**Work to be completed**: In the material below, identify each line bearing the word "则这两个平面平行". Reproduce those lines.

**Source data**:
— BEGIN —

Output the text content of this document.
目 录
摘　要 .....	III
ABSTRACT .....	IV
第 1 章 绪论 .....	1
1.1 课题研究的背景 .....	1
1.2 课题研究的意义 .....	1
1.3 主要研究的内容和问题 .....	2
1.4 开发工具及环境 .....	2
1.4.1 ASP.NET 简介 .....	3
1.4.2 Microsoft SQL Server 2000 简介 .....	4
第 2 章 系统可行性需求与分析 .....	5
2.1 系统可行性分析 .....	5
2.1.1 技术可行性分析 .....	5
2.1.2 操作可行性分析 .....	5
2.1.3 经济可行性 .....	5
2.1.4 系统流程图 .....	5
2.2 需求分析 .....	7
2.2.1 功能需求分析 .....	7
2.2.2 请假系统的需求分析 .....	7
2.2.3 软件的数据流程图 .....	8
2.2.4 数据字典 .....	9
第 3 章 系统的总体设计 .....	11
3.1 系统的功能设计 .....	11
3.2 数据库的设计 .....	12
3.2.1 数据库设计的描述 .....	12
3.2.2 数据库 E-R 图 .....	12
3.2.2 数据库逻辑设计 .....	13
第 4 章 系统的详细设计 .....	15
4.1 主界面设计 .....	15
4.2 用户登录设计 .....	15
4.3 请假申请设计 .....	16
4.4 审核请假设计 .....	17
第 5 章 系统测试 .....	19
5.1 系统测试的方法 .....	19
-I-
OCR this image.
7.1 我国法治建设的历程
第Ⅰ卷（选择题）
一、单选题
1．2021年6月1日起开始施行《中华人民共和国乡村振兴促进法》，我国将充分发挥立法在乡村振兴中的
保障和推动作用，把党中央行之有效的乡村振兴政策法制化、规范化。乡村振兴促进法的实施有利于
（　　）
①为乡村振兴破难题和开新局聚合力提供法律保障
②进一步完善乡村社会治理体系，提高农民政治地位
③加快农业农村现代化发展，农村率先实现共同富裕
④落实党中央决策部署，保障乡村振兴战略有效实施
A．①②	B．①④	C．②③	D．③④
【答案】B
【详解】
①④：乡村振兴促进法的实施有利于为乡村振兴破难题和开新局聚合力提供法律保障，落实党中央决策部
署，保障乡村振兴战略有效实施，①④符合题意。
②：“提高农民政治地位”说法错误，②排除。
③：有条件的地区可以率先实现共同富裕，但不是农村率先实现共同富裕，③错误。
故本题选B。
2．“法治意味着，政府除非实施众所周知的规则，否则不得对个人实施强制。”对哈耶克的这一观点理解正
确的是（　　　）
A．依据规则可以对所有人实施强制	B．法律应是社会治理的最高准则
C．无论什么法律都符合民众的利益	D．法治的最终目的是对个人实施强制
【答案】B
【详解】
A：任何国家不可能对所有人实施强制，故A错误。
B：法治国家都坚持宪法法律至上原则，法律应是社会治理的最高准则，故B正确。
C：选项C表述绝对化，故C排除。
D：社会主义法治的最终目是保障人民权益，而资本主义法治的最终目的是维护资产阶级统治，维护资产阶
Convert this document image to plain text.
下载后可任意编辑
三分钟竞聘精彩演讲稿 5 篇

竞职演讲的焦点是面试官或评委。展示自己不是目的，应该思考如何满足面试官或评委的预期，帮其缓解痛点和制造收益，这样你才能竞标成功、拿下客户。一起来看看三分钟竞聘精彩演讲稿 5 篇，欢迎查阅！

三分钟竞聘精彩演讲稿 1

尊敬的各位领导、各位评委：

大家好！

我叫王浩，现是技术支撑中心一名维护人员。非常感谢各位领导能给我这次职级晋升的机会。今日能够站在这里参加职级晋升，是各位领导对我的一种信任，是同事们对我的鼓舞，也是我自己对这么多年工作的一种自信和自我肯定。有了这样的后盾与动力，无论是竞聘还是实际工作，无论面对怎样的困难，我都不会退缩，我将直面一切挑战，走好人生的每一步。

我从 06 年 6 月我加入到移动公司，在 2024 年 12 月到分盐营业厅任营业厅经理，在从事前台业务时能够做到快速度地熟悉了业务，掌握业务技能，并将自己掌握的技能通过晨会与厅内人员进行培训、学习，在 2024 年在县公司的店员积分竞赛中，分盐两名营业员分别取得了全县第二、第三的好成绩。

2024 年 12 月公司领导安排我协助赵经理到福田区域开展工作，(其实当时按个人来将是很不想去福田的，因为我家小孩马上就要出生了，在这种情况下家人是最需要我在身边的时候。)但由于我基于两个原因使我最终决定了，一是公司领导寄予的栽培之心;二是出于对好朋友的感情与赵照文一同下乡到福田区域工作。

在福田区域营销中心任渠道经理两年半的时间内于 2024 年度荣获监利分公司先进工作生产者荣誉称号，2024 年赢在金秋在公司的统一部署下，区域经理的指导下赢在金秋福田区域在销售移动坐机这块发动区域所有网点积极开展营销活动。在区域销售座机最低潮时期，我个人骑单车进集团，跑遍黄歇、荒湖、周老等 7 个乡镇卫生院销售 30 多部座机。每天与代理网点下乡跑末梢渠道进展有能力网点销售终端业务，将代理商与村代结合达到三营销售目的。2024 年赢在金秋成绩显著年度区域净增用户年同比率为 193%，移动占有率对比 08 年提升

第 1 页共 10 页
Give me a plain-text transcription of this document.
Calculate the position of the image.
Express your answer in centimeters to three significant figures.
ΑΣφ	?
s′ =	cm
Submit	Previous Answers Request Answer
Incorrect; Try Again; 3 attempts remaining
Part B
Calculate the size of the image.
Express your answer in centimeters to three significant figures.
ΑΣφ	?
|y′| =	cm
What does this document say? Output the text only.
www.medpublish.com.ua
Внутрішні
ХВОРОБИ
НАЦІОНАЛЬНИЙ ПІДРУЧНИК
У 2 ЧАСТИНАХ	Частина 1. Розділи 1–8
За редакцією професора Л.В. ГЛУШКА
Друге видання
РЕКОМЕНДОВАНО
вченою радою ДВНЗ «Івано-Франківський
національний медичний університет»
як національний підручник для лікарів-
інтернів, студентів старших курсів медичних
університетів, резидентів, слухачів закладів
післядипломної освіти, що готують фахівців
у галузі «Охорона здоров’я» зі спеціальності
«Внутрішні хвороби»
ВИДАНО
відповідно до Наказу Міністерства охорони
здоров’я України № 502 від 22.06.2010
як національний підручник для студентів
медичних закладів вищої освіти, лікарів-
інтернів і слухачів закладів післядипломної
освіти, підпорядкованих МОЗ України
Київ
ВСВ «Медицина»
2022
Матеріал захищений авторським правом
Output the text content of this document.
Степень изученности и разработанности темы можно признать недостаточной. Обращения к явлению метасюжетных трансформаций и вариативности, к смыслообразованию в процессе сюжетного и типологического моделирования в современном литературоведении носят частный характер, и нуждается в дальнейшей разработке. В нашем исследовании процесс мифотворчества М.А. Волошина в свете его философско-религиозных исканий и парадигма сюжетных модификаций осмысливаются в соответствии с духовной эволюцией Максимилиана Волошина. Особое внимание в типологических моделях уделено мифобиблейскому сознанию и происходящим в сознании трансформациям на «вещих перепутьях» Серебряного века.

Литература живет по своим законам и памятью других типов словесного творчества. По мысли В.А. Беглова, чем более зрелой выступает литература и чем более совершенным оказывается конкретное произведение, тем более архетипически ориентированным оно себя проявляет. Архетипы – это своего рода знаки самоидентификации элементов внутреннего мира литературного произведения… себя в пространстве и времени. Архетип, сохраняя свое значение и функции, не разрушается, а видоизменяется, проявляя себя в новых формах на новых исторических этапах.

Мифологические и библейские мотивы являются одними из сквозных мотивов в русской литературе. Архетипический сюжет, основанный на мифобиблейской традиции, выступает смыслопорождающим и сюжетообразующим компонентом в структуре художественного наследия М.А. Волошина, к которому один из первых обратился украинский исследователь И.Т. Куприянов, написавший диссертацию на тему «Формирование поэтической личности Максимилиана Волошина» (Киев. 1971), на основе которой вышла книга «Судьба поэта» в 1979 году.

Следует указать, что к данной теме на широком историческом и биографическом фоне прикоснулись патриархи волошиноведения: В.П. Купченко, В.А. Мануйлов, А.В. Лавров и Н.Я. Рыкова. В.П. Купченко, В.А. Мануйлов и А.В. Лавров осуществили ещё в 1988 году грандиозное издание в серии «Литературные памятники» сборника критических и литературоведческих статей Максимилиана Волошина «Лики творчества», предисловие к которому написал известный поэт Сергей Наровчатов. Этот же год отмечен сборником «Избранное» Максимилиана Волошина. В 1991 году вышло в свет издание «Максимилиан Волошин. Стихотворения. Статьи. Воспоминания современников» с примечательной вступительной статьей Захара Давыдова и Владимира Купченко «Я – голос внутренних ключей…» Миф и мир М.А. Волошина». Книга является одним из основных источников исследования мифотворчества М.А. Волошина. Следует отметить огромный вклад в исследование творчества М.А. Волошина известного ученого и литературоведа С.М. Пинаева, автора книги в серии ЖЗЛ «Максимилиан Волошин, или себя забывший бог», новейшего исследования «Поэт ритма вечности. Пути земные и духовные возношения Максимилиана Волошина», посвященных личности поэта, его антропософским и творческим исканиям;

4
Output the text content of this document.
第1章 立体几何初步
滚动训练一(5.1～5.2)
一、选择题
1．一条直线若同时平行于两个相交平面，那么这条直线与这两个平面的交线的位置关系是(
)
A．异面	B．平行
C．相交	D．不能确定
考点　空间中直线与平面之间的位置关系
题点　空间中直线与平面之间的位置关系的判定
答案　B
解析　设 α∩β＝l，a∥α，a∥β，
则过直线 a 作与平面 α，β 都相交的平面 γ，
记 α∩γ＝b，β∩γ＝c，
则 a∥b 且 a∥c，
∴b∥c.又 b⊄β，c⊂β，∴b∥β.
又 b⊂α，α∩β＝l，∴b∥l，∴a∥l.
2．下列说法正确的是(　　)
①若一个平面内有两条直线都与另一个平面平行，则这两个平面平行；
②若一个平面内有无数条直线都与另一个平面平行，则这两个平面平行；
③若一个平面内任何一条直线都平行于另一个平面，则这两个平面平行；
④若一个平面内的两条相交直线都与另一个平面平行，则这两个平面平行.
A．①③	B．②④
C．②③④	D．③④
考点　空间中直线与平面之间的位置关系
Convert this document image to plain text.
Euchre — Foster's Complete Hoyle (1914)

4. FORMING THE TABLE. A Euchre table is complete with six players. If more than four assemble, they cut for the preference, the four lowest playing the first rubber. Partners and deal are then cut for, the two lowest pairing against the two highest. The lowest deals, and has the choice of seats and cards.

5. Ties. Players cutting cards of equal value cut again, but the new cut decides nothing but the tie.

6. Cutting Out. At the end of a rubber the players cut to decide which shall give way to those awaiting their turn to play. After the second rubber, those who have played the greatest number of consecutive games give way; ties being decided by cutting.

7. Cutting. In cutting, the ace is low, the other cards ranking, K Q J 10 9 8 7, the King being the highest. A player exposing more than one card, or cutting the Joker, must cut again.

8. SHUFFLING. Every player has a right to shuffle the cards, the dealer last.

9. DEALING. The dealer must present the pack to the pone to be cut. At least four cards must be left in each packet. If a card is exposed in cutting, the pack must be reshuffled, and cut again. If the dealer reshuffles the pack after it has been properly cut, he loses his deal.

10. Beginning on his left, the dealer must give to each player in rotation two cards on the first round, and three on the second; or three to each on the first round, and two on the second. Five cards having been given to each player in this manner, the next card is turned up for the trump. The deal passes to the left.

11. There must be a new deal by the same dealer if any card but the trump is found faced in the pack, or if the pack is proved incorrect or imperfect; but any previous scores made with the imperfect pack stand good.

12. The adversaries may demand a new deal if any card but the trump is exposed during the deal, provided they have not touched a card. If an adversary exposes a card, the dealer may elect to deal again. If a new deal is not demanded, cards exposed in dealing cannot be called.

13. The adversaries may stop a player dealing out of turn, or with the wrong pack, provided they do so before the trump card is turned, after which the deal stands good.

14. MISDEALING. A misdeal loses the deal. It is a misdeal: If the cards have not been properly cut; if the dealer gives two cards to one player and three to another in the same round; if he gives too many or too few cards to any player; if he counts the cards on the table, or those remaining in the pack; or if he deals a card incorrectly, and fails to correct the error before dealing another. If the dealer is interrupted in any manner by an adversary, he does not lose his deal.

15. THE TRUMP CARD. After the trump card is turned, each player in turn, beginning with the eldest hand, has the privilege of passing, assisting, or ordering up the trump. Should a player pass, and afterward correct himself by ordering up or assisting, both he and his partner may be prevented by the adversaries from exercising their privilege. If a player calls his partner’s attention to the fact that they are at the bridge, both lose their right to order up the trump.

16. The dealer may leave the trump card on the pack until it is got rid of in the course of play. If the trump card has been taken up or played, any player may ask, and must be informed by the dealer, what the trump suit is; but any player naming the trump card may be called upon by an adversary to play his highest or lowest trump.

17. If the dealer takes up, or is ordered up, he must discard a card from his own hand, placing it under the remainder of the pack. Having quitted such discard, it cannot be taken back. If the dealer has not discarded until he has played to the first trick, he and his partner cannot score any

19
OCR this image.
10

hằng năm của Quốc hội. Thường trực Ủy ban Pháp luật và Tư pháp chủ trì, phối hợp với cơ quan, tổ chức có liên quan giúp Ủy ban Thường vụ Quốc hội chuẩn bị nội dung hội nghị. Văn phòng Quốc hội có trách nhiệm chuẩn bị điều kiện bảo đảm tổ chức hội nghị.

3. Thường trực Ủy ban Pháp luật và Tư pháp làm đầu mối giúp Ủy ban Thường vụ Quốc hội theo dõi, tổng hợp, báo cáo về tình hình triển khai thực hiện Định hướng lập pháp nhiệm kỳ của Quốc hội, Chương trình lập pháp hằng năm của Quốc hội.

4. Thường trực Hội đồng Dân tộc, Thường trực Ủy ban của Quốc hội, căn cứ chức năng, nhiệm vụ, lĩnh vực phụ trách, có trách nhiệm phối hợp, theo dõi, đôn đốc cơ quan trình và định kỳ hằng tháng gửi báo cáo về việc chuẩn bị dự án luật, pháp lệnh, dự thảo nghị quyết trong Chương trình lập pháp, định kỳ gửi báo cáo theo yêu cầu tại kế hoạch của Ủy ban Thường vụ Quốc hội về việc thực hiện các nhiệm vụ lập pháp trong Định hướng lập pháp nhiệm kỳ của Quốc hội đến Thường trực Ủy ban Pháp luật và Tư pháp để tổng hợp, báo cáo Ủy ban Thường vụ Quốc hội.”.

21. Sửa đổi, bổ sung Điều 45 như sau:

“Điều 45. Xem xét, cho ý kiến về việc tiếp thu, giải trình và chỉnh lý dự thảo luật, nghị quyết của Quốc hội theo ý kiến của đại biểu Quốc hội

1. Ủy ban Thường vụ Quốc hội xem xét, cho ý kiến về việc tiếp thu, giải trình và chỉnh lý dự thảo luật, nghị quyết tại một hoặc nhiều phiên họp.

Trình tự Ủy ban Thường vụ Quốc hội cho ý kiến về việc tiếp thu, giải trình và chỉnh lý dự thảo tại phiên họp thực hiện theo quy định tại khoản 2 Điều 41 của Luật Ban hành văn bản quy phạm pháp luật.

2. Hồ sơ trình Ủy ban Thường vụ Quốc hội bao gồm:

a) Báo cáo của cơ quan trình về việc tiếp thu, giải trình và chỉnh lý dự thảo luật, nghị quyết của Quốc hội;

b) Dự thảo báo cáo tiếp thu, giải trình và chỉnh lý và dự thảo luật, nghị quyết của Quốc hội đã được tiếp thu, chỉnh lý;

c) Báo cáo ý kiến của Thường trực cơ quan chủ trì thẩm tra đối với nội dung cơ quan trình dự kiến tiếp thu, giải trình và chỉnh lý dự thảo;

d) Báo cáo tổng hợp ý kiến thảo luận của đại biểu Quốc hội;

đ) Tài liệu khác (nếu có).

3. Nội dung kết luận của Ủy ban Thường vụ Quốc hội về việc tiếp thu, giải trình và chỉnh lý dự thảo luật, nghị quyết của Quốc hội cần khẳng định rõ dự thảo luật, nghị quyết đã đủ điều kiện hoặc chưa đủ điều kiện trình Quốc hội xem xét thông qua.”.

— END —

**Full output**:
①若一个平面内有两条直线都与另一个平面平行，则这两个平面平行；
②若一个平面内有无数条直线都与另一个平面平行，则这两个平面平行；
③若一个平面内任何一条直线都平行于另一个平面，则这两个平面平行；
④若一个平面内的两条相交直线都与另一个平面平行，则这两个平面平行.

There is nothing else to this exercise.